____ Provided records

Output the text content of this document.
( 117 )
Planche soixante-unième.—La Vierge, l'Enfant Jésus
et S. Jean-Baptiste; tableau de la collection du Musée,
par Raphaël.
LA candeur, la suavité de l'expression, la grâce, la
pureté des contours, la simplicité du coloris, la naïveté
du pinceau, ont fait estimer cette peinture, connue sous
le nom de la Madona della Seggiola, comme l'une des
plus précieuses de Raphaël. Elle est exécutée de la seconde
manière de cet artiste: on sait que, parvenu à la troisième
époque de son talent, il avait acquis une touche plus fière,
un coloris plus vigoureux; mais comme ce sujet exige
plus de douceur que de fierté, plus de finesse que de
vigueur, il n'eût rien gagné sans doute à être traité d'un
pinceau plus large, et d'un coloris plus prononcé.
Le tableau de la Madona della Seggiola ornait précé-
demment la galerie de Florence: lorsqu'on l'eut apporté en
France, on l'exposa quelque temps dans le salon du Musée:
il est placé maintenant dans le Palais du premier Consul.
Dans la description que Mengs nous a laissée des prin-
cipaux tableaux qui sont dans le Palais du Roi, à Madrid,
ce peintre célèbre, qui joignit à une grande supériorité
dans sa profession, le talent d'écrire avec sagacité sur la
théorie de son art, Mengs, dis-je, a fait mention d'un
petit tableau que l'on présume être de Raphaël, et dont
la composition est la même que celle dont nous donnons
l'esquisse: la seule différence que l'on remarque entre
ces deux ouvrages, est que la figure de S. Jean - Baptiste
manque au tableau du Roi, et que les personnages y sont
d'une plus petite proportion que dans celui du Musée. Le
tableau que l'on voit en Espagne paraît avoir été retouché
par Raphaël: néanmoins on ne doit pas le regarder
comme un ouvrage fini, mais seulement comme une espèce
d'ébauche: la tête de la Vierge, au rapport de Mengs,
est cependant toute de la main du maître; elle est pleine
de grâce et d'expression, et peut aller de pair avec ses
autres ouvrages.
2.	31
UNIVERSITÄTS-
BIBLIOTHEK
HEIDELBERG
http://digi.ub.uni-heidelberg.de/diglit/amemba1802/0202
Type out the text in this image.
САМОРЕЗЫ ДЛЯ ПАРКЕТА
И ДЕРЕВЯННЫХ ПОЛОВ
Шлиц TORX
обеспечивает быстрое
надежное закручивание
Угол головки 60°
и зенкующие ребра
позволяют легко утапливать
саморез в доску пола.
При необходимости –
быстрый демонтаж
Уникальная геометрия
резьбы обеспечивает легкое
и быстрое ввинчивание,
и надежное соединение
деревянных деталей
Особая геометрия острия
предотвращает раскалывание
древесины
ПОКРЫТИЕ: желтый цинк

________

### Problem requirements
Exactly as written, give again every line from the one containing "Type out the text in this image." through the last line of the material above, and no other lines.

### Task answer
Type out the text in this image.
САМОРЕЗЫ ДЛЯ ПАРКЕТА
И ДЕРЕВЯННЫХ ПОЛОВ
Шлиц TORX
обеспечивает быстрое
надежное закручивание
Угол головки 60°
и зенкующие ребра
позволяют легко утапливать
саморез в доску пола.
При необходимости –
быстрый демонтаж
Уникальная геометрия
резьбы обеспечивает легкое
и быстрое ввинчивание,
и надежное соединение
деревянных деталей
Особая геометрия острия
предотвращает раскалывание
древесины
ПОКРЫТИЕ: желтый цинк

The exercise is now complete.